Data entries:
——
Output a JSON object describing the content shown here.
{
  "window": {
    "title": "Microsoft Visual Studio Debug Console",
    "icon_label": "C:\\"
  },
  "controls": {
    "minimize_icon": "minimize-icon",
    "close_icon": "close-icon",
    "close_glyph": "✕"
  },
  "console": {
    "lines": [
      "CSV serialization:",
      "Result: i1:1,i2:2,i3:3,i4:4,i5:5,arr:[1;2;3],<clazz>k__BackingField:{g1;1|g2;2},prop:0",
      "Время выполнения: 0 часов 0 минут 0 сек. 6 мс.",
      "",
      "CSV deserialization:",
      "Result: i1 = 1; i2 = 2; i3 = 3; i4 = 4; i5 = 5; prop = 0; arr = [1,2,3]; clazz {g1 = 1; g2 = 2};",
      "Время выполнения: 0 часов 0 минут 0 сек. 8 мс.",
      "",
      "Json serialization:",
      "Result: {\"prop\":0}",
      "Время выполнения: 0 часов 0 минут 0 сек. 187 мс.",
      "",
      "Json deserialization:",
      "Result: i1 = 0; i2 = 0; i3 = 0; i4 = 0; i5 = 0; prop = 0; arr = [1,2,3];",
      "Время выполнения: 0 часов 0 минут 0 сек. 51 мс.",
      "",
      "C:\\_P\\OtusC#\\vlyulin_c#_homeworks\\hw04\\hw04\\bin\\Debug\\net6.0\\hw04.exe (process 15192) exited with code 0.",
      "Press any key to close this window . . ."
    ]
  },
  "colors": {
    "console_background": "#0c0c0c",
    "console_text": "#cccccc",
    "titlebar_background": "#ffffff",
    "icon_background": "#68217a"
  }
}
——
Send back every record, precisely as written.

Output a JSON object describing the content shown here.
{
  "window": {
    "title": "Microsoft Visual Studio Debug Console",
    "icon_label": "C:\\"
  },
  "controls": {
    "minimize_icon": "minimize-icon",
    "close_icon": "close-icon",
    "close_glyph": "✕"
  },
  "console": {
    "lines": [
      "CSV serialization:",
      "Result: i1:1,i2:2,i3:3,i4:4,i5:5,arr:[1;2;3],<clazz>k__BackingField:{g1;1|g2;2},prop:0",
      "Время выполнения: 0 часов 0 минут 0 сек. 6 мс.",
      "",
      "CSV deserialization:",
      "Result: i1 = 1; i2 = 2; i3 = 3; i4 = 4; i5 = 5; prop = 0; arr = [1,2,3]; clazz {g1 = 1; g2 = 2};",
      "Время выполнения: 0 часов 0 минут 0 сек. 8 мс.",
      "",
      "Json serialization:",
      "Result: {\"prop\":0}",
      "Время выполнения: 0 часов 0 минут 0 сек. 187 мс.",
      "",
      "Json deserialization:",
      "Result: i1 = 0; i2 = 0; i3 = 0; i4 = 0; i5 = 0; prop = 0; arr = [1,2,3];",
      "Время выполнения: 0 часов 0 минут 0 сек. 51 мс.",
      "",
      "C:\\_P\\OtusC#\\vlyulin_c#_homeworks\\hw04\\hw04\\bin\\Debug\\net6.0\\hw04.exe (process 15192) exited with code 0.",
      "Press any key to close this window . . ."
    ]
  },
  "colors": {
    "console_background": "#0c0c0c",
    "console_text": "#cccccc",
    "titlebar_background": "#ffffff",
    "icon_background": "#68217a"
  }
}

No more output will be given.